• Short exercise: From the entries below, list each line with "homeowners".
⁂
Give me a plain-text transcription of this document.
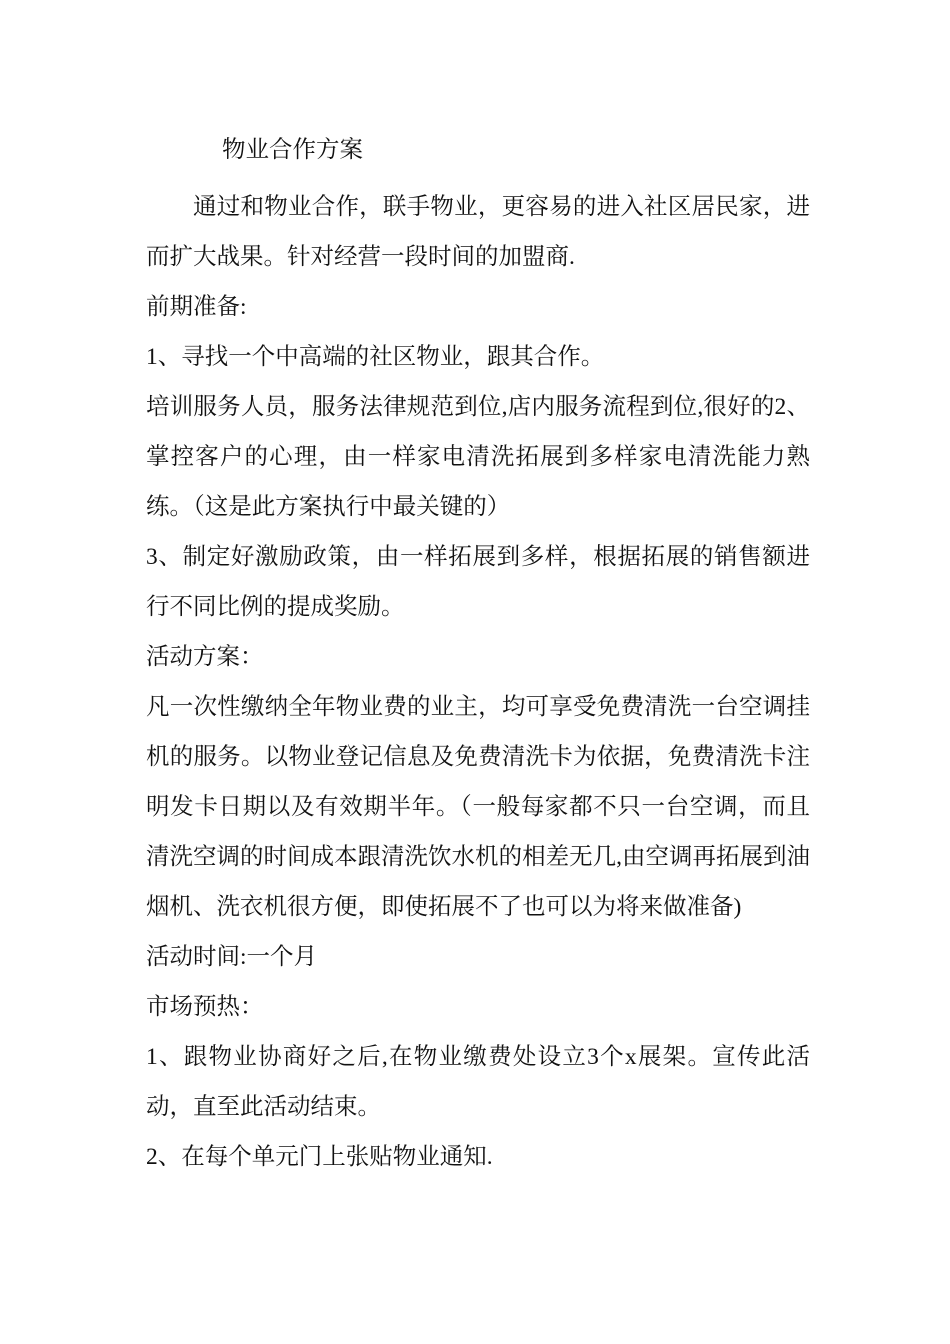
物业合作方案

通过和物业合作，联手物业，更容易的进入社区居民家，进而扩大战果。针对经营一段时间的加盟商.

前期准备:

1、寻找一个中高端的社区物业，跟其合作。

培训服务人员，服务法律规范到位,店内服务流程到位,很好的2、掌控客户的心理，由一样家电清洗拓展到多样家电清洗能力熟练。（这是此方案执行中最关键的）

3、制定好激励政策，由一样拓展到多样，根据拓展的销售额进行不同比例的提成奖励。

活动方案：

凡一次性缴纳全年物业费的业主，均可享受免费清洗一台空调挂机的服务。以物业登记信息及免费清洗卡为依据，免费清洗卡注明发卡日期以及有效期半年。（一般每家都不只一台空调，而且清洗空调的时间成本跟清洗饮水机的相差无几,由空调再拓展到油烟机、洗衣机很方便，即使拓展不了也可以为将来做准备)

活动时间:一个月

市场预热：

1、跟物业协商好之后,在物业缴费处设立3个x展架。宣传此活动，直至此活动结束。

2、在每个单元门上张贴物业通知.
⁂
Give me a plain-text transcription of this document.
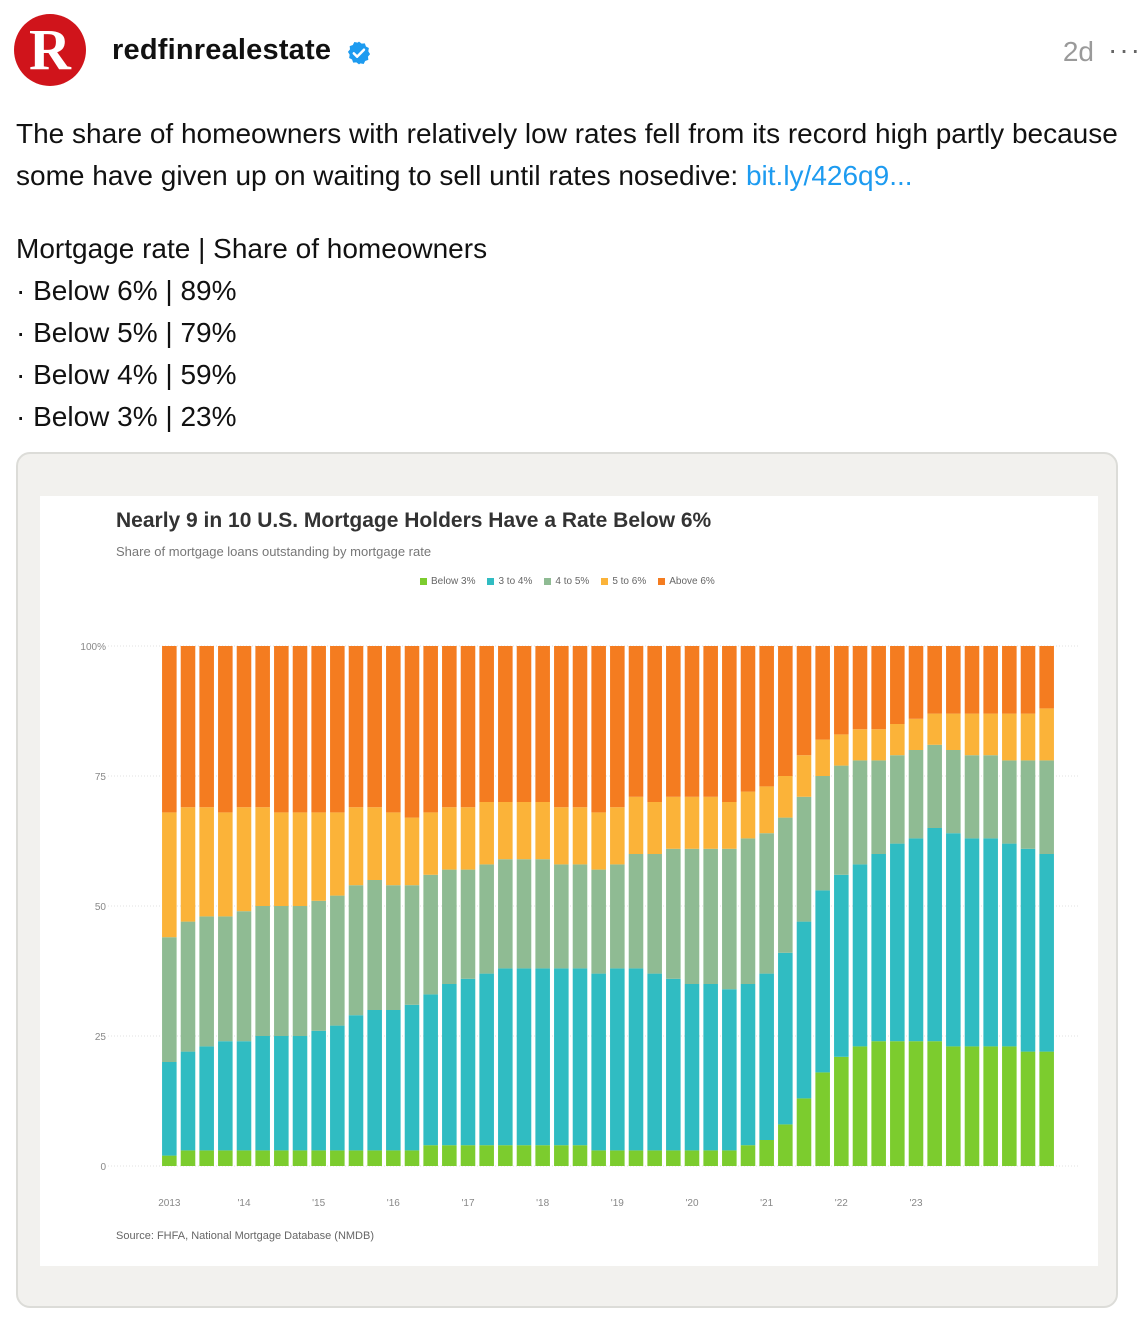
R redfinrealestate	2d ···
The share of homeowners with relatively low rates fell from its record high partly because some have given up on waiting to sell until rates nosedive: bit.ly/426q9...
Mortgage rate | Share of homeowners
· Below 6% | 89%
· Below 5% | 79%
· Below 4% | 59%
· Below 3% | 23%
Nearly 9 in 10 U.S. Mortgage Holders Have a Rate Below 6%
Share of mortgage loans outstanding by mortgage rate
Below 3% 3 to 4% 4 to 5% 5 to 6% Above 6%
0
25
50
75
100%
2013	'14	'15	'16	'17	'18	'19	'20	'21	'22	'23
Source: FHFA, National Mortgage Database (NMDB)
⁂
• Problem solution:
The share of homeowners with relatively low rates fell from its record high partly because some have given up on waiting to sell until rates nosedive: bit.ly/426q9...
Mortgage rate | Share of homeowners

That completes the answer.